(Records)
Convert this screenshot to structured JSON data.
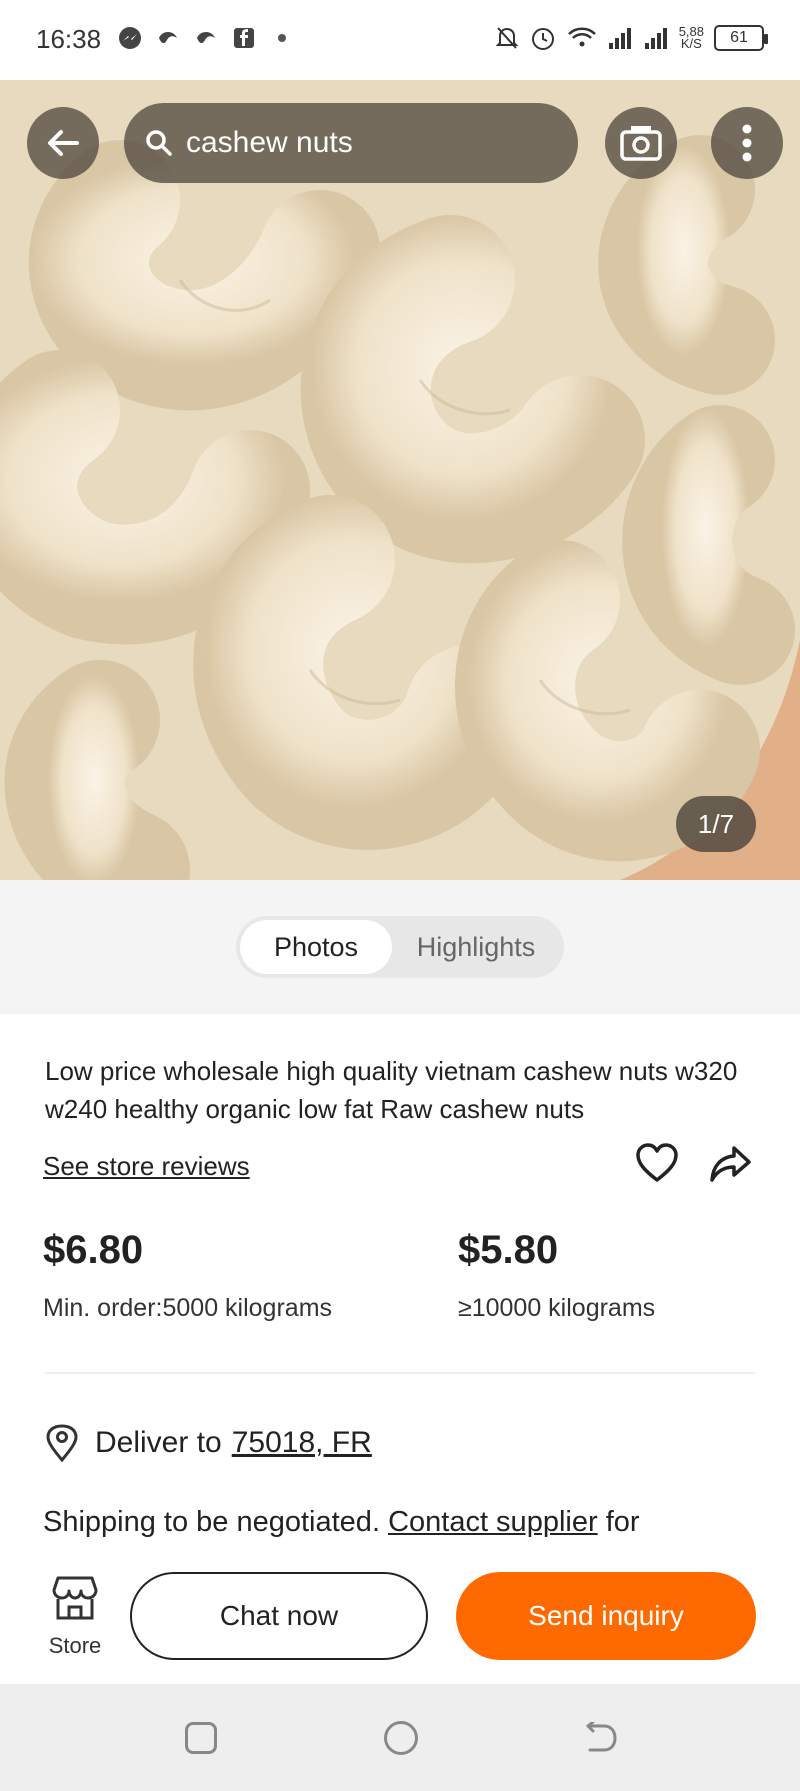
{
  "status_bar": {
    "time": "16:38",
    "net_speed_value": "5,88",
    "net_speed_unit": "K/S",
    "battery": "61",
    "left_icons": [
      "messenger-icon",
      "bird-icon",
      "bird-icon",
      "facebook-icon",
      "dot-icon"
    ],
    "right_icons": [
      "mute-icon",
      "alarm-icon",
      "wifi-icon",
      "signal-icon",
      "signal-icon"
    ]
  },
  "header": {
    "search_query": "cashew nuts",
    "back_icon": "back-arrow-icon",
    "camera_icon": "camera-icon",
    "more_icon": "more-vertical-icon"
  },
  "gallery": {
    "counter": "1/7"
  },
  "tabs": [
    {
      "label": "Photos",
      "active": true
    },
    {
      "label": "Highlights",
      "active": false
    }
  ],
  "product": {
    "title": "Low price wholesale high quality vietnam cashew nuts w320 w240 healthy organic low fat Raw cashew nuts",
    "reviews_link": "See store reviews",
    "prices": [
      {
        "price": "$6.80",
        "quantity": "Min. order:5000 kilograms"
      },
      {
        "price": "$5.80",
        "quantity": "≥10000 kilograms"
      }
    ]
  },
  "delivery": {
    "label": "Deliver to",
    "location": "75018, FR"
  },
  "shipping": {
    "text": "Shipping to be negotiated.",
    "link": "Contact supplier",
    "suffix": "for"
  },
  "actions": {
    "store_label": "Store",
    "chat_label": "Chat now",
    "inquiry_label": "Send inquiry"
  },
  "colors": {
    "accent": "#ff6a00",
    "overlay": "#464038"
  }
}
---
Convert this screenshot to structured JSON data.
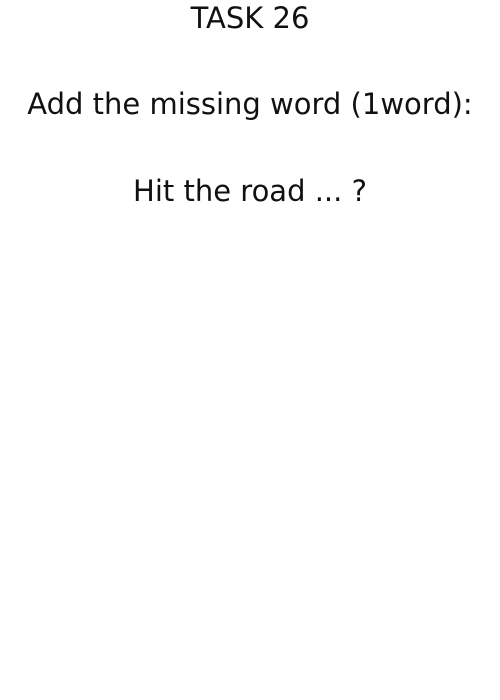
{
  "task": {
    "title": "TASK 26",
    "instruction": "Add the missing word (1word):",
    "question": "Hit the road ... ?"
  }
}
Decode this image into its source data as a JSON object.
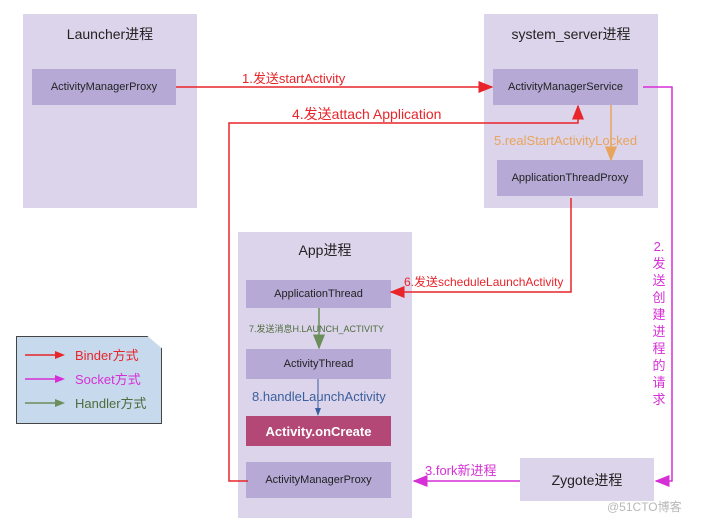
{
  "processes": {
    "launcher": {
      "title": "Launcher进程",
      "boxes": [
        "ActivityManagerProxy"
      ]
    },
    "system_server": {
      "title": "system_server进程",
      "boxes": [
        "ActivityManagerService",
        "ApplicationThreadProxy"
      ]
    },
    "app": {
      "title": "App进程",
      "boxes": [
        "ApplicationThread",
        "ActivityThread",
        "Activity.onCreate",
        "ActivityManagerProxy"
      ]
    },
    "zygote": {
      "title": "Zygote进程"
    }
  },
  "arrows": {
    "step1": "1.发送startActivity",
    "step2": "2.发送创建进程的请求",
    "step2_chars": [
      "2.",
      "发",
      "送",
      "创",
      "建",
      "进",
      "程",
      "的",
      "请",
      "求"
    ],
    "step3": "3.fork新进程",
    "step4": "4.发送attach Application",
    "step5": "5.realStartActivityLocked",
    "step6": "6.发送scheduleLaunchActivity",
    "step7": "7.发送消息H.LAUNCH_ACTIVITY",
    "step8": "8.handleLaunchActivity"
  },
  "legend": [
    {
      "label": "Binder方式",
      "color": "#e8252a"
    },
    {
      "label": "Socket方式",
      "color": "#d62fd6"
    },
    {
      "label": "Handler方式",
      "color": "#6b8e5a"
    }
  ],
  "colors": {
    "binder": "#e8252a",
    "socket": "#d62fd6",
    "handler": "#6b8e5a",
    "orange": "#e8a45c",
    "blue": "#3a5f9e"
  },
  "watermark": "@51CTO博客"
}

▶ [Task directions]
All lines in the data that contain the word "kilograms" should be copied.

▶ [Response to this exercise]
        "quantity": "Min. order:5000 kilograms"
        "quantity": "≥10000 kilograms"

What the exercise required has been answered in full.